→ Problem details:
Extract each line of the records below that contains the word "sellfy".

Extracted data entries:
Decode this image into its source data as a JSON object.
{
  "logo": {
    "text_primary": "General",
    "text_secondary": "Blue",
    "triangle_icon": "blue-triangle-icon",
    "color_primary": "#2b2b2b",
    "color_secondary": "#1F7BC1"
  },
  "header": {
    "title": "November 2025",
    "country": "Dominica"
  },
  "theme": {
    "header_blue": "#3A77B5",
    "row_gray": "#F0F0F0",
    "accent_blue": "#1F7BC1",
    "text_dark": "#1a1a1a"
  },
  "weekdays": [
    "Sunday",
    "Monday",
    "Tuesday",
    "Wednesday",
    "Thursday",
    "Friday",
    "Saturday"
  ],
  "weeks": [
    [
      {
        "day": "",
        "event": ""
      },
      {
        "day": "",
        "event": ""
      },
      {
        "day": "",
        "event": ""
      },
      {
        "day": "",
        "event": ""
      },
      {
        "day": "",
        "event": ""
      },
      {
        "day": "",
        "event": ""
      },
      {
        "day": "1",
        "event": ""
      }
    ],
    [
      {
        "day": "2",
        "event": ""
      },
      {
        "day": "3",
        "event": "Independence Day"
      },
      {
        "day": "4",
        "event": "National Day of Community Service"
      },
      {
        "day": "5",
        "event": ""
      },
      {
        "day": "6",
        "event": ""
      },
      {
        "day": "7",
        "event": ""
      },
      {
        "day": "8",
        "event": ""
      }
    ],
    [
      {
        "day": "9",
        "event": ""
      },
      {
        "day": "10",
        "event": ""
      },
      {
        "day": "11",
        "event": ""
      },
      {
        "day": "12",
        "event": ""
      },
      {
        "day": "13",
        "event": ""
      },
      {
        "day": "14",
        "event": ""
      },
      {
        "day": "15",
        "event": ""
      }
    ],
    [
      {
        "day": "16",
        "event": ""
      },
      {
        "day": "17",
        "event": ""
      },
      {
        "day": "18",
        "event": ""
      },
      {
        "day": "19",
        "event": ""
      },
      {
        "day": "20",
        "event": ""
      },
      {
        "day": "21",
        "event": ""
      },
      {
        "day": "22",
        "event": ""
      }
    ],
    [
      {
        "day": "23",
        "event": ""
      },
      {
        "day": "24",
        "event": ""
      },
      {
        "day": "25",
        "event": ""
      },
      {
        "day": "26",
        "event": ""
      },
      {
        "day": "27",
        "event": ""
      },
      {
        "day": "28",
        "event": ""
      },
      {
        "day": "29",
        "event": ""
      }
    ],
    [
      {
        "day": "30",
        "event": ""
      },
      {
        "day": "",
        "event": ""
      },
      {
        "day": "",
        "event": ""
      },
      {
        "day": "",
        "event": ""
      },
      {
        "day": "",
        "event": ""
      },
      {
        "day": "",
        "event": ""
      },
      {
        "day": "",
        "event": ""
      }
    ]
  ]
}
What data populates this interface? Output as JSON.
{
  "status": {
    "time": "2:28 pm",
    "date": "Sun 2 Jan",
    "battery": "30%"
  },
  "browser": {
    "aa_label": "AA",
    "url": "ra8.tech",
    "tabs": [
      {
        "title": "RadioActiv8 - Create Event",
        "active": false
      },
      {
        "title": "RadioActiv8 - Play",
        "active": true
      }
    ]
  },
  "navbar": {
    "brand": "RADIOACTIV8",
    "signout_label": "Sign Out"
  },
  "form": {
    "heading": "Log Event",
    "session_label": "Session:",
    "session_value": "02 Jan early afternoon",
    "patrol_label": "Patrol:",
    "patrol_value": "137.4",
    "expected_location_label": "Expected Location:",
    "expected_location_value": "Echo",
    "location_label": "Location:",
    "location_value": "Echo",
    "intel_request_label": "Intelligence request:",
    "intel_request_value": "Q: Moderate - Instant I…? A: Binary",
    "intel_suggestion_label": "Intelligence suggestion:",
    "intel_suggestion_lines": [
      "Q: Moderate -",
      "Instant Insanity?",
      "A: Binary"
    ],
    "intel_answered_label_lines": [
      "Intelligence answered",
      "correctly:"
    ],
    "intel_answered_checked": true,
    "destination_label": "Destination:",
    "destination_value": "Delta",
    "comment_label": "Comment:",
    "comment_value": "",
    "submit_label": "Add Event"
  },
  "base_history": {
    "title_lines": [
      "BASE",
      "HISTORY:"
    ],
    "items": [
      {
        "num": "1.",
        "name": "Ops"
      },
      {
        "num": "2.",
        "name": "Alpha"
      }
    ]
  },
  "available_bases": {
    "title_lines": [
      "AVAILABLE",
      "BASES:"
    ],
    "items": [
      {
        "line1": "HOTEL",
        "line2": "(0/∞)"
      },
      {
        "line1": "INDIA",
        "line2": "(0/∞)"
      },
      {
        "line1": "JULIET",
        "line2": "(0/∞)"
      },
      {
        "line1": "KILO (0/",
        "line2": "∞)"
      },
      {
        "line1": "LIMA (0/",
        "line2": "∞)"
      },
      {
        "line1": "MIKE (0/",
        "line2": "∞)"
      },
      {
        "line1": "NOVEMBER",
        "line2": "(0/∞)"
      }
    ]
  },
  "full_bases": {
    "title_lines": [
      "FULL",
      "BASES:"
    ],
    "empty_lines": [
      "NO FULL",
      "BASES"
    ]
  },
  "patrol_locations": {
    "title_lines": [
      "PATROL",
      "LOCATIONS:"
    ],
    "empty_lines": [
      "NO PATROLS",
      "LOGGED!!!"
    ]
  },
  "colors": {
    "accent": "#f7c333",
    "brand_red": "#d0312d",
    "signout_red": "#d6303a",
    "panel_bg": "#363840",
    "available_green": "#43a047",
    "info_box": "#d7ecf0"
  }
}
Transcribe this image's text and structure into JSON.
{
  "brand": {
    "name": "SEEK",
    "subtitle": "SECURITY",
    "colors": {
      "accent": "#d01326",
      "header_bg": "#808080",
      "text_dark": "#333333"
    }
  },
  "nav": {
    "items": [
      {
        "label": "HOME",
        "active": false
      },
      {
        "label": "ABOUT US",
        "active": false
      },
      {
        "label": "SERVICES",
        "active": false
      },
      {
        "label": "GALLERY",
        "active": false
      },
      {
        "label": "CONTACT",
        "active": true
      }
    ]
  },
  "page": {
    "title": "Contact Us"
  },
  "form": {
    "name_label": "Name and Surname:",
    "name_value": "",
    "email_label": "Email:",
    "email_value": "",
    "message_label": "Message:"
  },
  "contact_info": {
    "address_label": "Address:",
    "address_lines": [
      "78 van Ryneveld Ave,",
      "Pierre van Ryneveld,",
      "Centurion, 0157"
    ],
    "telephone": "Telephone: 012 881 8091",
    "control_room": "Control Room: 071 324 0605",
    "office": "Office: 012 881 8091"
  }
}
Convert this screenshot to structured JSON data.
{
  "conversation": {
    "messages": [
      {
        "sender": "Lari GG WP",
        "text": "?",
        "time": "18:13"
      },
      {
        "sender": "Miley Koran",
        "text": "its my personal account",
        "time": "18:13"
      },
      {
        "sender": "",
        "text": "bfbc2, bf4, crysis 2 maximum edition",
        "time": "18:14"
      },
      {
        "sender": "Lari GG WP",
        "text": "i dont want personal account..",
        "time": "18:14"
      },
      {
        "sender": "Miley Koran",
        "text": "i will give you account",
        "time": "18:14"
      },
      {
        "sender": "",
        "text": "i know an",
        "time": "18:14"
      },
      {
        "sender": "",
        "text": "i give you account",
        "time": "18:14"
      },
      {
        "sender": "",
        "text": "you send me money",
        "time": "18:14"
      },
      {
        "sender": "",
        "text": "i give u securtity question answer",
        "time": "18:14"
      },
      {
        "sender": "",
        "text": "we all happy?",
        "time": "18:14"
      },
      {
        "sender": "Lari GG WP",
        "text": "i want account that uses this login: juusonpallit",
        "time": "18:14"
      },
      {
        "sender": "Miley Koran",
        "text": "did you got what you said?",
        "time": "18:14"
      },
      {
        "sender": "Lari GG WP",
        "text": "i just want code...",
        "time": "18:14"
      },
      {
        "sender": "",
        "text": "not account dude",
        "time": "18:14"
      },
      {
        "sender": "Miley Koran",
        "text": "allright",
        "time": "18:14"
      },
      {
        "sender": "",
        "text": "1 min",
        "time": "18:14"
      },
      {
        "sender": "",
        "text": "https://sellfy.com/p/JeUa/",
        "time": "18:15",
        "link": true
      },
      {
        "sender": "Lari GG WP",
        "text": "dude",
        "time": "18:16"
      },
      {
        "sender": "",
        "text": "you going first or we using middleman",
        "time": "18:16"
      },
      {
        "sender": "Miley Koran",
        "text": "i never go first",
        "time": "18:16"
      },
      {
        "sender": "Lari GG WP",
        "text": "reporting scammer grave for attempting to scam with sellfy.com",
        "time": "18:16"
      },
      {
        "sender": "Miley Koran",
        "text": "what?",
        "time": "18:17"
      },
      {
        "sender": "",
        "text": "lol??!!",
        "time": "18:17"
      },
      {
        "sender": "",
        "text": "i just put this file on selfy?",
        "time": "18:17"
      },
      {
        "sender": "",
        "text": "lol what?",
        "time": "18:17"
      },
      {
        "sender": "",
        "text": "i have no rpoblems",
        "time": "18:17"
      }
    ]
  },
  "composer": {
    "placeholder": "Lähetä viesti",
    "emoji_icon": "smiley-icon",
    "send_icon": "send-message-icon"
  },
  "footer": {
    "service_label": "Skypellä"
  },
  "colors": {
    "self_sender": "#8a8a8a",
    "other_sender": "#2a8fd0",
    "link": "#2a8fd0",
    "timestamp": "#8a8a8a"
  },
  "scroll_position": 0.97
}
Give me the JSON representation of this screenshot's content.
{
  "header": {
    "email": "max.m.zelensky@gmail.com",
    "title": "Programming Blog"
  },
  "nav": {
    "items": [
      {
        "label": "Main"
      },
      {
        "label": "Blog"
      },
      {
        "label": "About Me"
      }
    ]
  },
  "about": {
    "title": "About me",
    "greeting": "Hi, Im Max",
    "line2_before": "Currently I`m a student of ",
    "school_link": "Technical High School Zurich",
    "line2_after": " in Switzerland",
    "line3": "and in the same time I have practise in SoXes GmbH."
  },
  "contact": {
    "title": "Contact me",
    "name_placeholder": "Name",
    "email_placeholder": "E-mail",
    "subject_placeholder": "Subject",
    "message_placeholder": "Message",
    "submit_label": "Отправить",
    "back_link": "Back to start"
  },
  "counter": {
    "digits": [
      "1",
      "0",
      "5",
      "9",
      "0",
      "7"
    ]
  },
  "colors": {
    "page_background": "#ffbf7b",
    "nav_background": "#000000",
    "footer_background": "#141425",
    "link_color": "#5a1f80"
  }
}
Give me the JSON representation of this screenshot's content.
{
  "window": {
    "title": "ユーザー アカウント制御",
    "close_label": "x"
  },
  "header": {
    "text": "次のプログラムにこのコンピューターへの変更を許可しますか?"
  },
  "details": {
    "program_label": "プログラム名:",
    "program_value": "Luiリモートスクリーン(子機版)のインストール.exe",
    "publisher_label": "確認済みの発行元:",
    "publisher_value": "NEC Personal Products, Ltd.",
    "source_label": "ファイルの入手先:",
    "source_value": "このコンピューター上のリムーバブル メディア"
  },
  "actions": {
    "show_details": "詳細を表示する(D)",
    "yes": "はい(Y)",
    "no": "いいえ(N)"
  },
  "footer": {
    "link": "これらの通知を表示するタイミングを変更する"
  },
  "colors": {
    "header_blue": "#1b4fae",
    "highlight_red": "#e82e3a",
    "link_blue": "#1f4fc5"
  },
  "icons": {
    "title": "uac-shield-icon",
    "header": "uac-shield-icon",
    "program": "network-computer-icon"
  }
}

→ Worked solution:
        "text": "https://sellfy.com/p/JeUa/",
        "text": "reporting scammer grave for attempting to scam with sellfy.com",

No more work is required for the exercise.